Please extract every one of the rows below, reproducing each line verbatim.

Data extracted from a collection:
-- begin --

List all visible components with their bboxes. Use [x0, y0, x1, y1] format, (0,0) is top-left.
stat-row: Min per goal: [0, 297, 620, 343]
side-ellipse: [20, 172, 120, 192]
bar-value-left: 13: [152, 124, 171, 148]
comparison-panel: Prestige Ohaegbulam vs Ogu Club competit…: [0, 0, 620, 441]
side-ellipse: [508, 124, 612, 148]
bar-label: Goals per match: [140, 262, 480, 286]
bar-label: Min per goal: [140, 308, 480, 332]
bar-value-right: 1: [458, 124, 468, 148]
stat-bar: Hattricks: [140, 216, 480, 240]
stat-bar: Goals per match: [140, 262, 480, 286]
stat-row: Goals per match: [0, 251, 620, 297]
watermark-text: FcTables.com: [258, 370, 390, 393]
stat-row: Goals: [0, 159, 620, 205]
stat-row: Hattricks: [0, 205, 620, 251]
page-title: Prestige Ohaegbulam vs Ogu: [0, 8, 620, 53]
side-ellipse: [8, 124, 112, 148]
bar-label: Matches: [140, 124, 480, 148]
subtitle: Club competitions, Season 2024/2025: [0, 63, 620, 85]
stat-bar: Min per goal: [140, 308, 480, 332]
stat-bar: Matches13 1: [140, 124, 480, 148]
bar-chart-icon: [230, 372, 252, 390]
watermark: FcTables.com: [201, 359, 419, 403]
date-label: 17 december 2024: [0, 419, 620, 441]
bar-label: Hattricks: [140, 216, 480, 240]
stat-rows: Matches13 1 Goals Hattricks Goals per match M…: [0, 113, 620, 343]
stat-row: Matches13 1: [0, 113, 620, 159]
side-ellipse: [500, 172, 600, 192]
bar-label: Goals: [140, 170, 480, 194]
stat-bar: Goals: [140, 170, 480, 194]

-- end --

### WRITTEN RESPONSE
List all visible components with their bboxes. Use [x0, y0, x1, y1] format, (0,0) is top-left.
stat-row: Min per goal: [0, 297, 620, 343]
side-ellipse: [20, 172, 120, 192]
bar-value-left: 13: [152, 124, 171, 148]
comparison-panel: Prestige Ohaegbulam vs Ogu Club competit…: [0, 0, 620, 441]
side-ellipse: [508, 124, 612, 148]
bar-label: Goals per match: [140, 262, 480, 286]
bar-label: Min per goal: [140, 308, 480, 332]
bar-value-right: 1: [458, 124, 468, 148]
stat-bar: Hattricks: [140, 216, 480, 240]
stat-bar: Goals per match: [140, 262, 480, 286]
stat-row: Goals per match: [0, 251, 620, 297]
watermark-text: FcTables.com: [258, 370, 390, 393]
stat-row: Goals: [0, 159, 620, 205]
stat-row: Hattricks: [0, 205, 620, 251]
page-title: Prestige Ohaegbulam vs Ogu: [0, 8, 620, 53]
side-ellipse: [8, 124, 112, 148]
bar-label: Matches: [140, 124, 480, 148]
subtitle: Club competitions, Season 2024/2025: [0, 63, 620, 85]
stat-bar: Min per goal: [140, 308, 480, 332]
stat-bar: Matches13 1: [140, 124, 480, 148]
bar-chart-icon: [230, 372, 252, 390]
watermark: FcTables.com: [201, 359, 419, 403]
date-label: 17 december 2024: [0, 419, 620, 441]
bar-label: Hattricks: [140, 216, 480, 240]
stat-rows: Matches13 1 Goals Hattricks Goals per match M…: [0, 113, 620, 343]
stat-row: Matches13 1: [0, 113, 620, 159]
side-ellipse: [500, 172, 600, 192]
bar-label: Goals: [140, 170, 480, 194]
stat-bar: Goals: [140, 170, 480, 194]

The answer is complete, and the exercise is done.